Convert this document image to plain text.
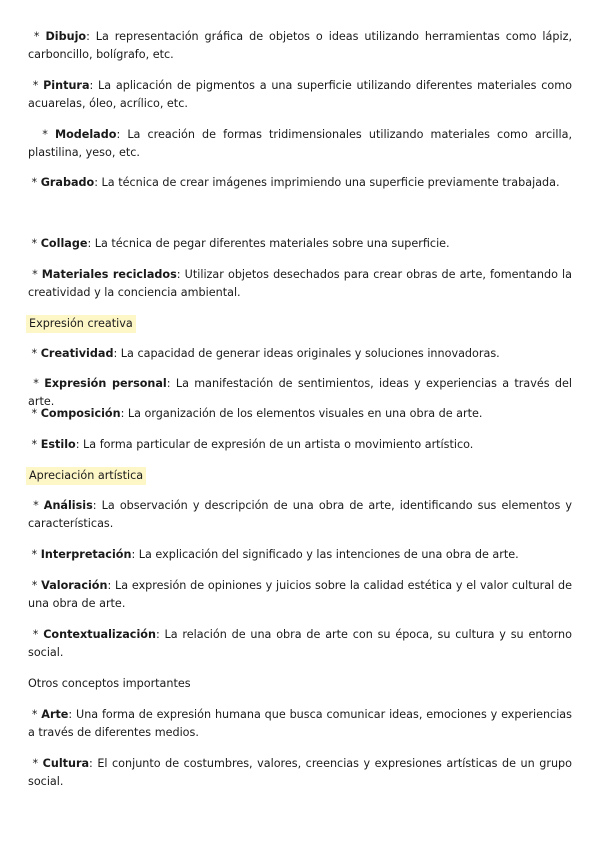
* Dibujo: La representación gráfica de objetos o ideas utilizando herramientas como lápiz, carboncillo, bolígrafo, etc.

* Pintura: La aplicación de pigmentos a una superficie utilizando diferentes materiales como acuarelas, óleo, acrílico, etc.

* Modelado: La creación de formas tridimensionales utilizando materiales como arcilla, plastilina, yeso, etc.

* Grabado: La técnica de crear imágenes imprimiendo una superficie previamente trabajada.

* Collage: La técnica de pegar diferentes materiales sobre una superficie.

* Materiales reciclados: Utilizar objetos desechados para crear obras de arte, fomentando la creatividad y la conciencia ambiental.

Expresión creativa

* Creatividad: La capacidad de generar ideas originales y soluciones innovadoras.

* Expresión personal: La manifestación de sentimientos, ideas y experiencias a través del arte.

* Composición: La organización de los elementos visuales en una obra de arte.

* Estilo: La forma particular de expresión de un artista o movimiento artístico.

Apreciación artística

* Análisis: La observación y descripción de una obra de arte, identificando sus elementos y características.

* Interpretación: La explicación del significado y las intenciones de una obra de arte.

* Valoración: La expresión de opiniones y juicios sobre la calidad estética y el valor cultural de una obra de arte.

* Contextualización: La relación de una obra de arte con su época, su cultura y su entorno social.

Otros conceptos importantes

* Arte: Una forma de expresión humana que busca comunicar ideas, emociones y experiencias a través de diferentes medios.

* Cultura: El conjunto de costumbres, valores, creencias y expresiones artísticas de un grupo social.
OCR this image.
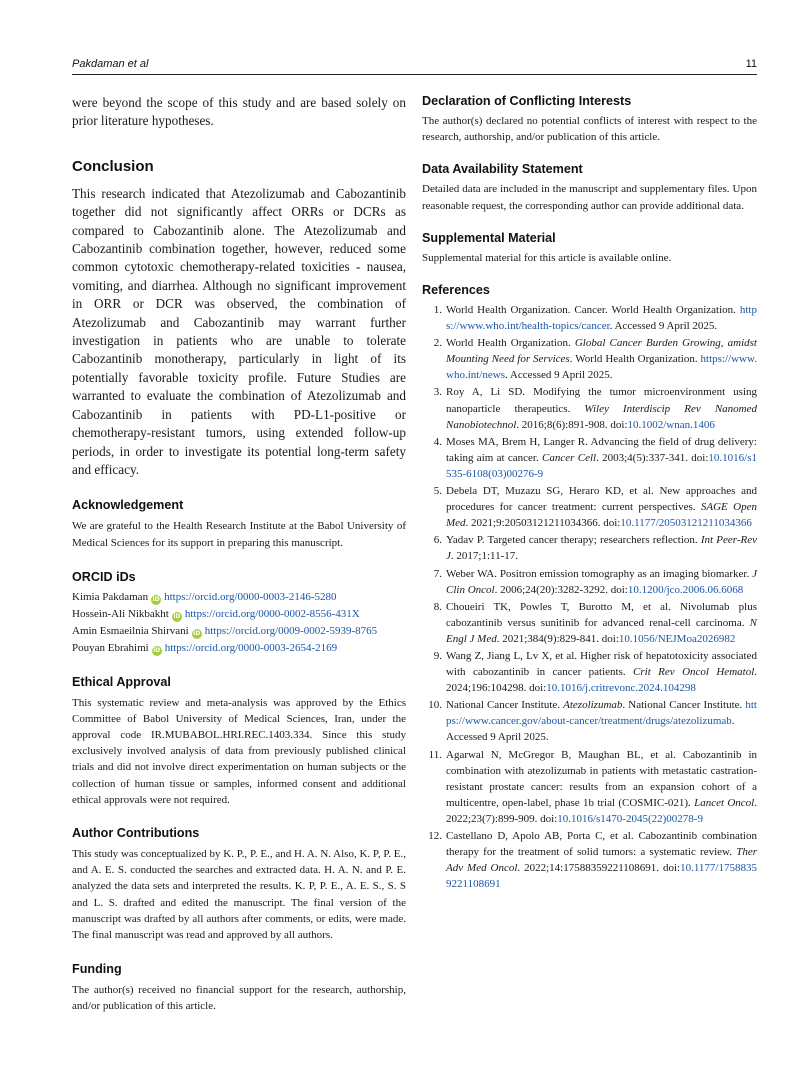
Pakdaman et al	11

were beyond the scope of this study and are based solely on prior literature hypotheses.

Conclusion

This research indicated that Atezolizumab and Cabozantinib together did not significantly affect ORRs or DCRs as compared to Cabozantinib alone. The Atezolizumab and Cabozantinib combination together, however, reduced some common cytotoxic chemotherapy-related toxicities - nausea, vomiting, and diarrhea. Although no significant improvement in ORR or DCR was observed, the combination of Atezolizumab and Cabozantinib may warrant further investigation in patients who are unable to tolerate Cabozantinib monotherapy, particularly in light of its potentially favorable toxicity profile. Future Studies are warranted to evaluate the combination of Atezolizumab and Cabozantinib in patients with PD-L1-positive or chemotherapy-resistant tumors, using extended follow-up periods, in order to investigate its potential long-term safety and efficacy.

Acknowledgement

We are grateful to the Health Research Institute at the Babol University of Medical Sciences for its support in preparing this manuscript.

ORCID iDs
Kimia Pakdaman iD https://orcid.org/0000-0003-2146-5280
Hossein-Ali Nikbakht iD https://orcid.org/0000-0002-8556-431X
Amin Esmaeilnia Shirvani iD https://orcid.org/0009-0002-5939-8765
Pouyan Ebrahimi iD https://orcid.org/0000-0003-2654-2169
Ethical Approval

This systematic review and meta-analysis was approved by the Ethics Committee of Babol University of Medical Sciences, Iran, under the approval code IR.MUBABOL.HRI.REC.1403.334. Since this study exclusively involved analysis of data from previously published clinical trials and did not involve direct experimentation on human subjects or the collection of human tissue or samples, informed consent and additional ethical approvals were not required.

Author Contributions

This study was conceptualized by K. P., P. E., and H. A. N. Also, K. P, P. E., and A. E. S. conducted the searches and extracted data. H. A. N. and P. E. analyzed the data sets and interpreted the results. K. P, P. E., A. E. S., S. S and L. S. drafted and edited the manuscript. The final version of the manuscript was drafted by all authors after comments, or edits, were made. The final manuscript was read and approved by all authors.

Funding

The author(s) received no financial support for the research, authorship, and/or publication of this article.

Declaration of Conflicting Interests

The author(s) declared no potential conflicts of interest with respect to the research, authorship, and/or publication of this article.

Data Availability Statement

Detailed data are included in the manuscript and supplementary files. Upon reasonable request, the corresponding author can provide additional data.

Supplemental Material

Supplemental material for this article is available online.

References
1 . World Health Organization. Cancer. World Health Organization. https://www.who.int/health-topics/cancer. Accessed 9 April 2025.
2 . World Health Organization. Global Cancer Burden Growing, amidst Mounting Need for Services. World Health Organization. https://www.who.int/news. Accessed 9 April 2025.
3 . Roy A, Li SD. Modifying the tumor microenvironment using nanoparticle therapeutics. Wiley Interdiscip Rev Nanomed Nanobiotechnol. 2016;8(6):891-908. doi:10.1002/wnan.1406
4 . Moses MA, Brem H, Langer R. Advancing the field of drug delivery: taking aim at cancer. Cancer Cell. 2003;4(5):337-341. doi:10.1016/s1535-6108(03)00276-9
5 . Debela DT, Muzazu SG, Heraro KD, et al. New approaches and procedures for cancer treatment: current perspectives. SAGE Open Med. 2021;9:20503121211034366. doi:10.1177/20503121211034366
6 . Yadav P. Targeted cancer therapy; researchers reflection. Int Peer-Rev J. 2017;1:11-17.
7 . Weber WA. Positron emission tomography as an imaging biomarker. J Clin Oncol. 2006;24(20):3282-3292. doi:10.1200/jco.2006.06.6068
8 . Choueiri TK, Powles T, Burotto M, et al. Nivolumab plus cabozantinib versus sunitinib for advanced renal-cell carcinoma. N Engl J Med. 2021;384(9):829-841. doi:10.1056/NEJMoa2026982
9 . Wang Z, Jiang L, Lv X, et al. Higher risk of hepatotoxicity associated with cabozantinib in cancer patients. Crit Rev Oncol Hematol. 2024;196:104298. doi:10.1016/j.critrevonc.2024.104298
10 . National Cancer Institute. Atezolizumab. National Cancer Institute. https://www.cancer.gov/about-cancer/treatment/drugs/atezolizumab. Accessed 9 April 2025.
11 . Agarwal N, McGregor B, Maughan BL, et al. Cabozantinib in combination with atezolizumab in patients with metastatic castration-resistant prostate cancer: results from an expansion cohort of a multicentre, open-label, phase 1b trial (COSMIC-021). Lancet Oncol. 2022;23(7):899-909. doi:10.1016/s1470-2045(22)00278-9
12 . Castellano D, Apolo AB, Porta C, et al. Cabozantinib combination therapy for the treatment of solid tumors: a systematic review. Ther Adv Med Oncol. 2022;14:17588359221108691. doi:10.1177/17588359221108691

☆ ☆ ☆ ☆

● WORK ORDER:
Find the string "superficie" in the records, then copy each line where it occurs.

● TASK ANSWER:
* Pintura: La aplicación de pigmentos a una superficie utilizando diferentes materiales como acuarelas, óleo, acrílico, etc.
* Grabado: La técnica de crear imágenes imprimiendo una superficie previamente trabajada.
* Collage: La técnica de pegar diferentes materiales sobre una superficie.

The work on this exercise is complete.